- **WHAT THIS TASK INVOLVES**:
Every line of the data must be copied exactly.

- **LISTED ENTRIES**:

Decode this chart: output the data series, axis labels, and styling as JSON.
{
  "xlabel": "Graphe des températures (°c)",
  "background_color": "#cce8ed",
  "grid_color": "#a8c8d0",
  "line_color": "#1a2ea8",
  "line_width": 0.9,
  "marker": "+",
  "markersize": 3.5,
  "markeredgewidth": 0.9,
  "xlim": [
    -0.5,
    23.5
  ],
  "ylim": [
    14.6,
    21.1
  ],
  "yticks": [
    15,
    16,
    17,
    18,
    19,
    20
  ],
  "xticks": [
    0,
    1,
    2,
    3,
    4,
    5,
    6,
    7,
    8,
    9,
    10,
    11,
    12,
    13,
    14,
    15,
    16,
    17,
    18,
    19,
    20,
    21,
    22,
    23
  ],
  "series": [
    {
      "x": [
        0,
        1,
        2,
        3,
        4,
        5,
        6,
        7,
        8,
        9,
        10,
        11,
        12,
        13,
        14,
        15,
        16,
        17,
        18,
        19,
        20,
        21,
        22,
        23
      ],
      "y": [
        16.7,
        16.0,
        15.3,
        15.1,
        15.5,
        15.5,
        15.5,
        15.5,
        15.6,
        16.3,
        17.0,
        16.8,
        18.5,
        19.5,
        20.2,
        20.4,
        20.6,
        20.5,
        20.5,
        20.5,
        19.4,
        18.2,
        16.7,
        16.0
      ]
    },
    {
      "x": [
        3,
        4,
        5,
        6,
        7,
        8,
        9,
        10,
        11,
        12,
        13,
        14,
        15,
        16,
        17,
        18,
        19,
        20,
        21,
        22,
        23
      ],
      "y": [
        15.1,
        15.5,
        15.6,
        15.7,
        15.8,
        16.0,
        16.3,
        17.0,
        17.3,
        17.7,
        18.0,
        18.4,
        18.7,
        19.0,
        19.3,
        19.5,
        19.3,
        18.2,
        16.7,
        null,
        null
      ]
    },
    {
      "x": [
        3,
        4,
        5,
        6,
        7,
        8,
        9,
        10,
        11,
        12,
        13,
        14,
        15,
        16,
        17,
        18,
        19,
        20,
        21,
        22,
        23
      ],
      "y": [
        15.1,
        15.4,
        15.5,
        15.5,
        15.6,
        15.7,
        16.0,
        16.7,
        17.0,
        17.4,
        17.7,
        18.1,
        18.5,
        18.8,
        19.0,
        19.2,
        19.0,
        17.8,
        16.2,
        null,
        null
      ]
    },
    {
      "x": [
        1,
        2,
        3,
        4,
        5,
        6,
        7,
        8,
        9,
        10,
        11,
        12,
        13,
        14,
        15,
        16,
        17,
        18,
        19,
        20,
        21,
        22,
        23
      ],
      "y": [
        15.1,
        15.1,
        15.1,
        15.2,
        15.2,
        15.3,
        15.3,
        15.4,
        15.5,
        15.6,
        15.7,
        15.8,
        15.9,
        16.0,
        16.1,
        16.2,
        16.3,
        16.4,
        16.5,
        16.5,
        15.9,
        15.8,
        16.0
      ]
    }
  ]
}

- **RESULT**:
Decode this chart: output the data series, axis labels, and styling as JSON.
{
  "xlabel": "Graphe des températures (°c)",
  "background_color": "#cce8ed",
  "grid_color": "#a8c8d0",
  "line_color": "#1a2ea8",
  "line_width": 0.9,
  "marker": "+",
  "markersize": 3.5,
  "markeredgewidth": 0.9,
  "xlim": [
    -0.5,
    23.5
  ],
  "ylim": [
    14.6,
    21.1
  ],
  "yticks": [
    15,
    16,
    17,
    18,
    19,
    20
  ],
  "xticks": [
    0,
    1,
    2,
    3,
    4,
    5,
    6,
    7,
    8,
    9,
    10,
    11,
    12,
    13,
    14,
    15,
    16,
    17,
    18,
    19,
    20,
    21,
    22,
    23
  ],
  "series": [
    {
      "x": [
        0,
        1,
        2,
        3,
        4,
        5,
        6,
        7,
        8,
        9,
        10,
        11,
        12,
        13,
        14,
        15,
        16,
        17,
        18,
        19,
        20,
        21,
        22,
        23
      ],
      "y": [
        16.7,
        16.0,
        15.3,
        15.1,
        15.5,
        15.5,
        15.5,
        15.5,
        15.6,
        16.3,
        17.0,
        16.8,
        18.5,
        19.5,
        20.2,
        20.4,
        20.6,
        20.5,
        20.5,
        20.5,
        19.4,
        18.2,
        16.7,
        16.0
      ]
    },
    {
      "x": [
        3,
        4,
        5,
        6,
        7,
        8,
        9,
        10,
        11,
        12,
        13,
        14,
        15,
        16,
        17,
        18,
        19,
        20,
        21,
        22,
        23
      ],
      "y": [
        15.1,
        15.5,
        15.6,
        15.7,
        15.8,
        16.0,
        16.3,
        17.0,
        17.3,
        17.7,
        18.0,
        18.4,
        18.7,
        19.0,
        19.3,
        19.5,
        19.3,
        18.2,
        16.7,
        null,
        null
      ]
    },
    {
      "x": [
        3,
        4,
        5,
        6,
        7,
        8,
        9,
        10,
        11,
        12,
        13,
        14,
        15,
        16,
        17,
        18,
        19,
        20,
        21,
        22,
        23
      ],
      "y": [
        15.1,
        15.4,
        15.5,
        15.5,
        15.6,
        15.7,
        16.0,
        16.7,
        17.0,
        17.4,
        17.7,
        18.1,
        18.5,
        18.8,
        19.0,
        19.2,
        19.0,
        17.8,
        16.2,
        null,
        null
      ]
    },
    {
      "x": [
        1,
        2,
        3,
        4,
        5,
        6,
        7,
        8,
        9,
        10,
        11,
        12,
        13,
        14,
        15,
        16,
        17,
        18,
        19,
        20,
        21,
        22,
        23
      ],
      "y": [
        15.1,
        15.1,
        15.1,
        15.2,
        15.2,
        15.3,
        15.3,
        15.4,
        15.5,
        15.6,
        15.7,
        15.8,
        15.9,
        16.0,
        16.1,
        16.2,
        16.3,
        16.4,
        16.5,
        16.5,
        15.9,
        15.8,
        16.0
      ]
    }
  ]
}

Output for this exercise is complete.